◆ Requirements
The entries below need to be written out exactly, with no pictures included.
BEGIN Data supplied
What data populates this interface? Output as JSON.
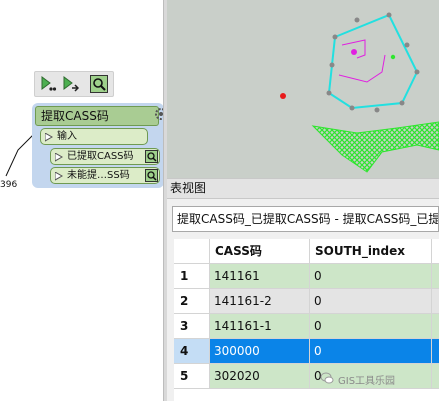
{
  "workbench": {
    "transformer_title": "提取CASS码",
    "input_port": "输入",
    "output_ports": [
      "已提取CASS码",
      "未能提…SS码"
    ],
    "feature_count": "396"
  },
  "table_panel": {
    "title": "表视图",
    "active_tab": "提取CASS码_已提取CASS码 - 提取CASS码_已提取C",
    "columns": [
      "CASS码",
      "SOUTH_index"
    ],
    "rows": [
      {
        "num": "1",
        "cass": "141161",
        "south": "0",
        "selected": false
      },
      {
        "num": "2",
        "cass": "141161-2",
        "south": "0",
        "selected": false
      },
      {
        "num": "3",
        "cass": "141161-1",
        "south": "0",
        "selected": false
      },
      {
        "num": "4",
        "cass": "300000",
        "south": "0",
        "selected": true
      },
      {
        "num": "5",
        "cass": "302020",
        "south": "0",
        "selected": false
      }
    ]
  },
  "colors": {
    "row_green": "#cde6c8",
    "row_gray": "#e4e4e4",
    "row_selected": "#0a84e8",
    "rownum_selected": "#c4ddf5",
    "polygon_cyan": "#22e0e0",
    "hatch_green": "#2ee62e"
  },
  "watermark": "GIS工具乐园"
}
END Data supplied
◆ Task result
What data populates this interface? Output as JSON.
{
  "workbench": {
    "transformer_title": "提取CASS码",
    "input_port": "输入",
    "output_ports": [
      "已提取CASS码",
      "未能提…SS码"
    ],
    "feature_count": "396"
  },
  "table_panel": {
    "title": "表视图",
    "active_tab": "提取CASS码_已提取CASS码 - 提取CASS码_已提取C",
    "columns": [
      "CASS码",
      "SOUTH_index"
    ],
    "rows": [
      {
        "num": "1",
        "cass": "141161",
        "south": "0",
        "selected": false
      },
      {
        "num": "2",
        "cass": "141161-2",
        "south": "0",
        "selected": false
      },
      {
        "num": "3",
        "cass": "141161-1",
        "south": "0",
        "selected": false
      },
      {
        "num": "4",
        "cass": "300000",
        "south": "0",
        "selected": true
      },
      {
        "num": "5",
        "cass": "302020",
        "south": "0",
        "selected": false
      }
    ]
  },
  "colors": {
    "row_green": "#cde6c8",
    "row_gray": "#e4e4e4",
    "row_selected": "#0a84e8",
    "rownum_selected": "#c4ddf5",
    "polygon_cyan": "#22e0e0",
    "hatch_green": "#2ee62e"
  },
  "watermark": "GIS工具乐园"
}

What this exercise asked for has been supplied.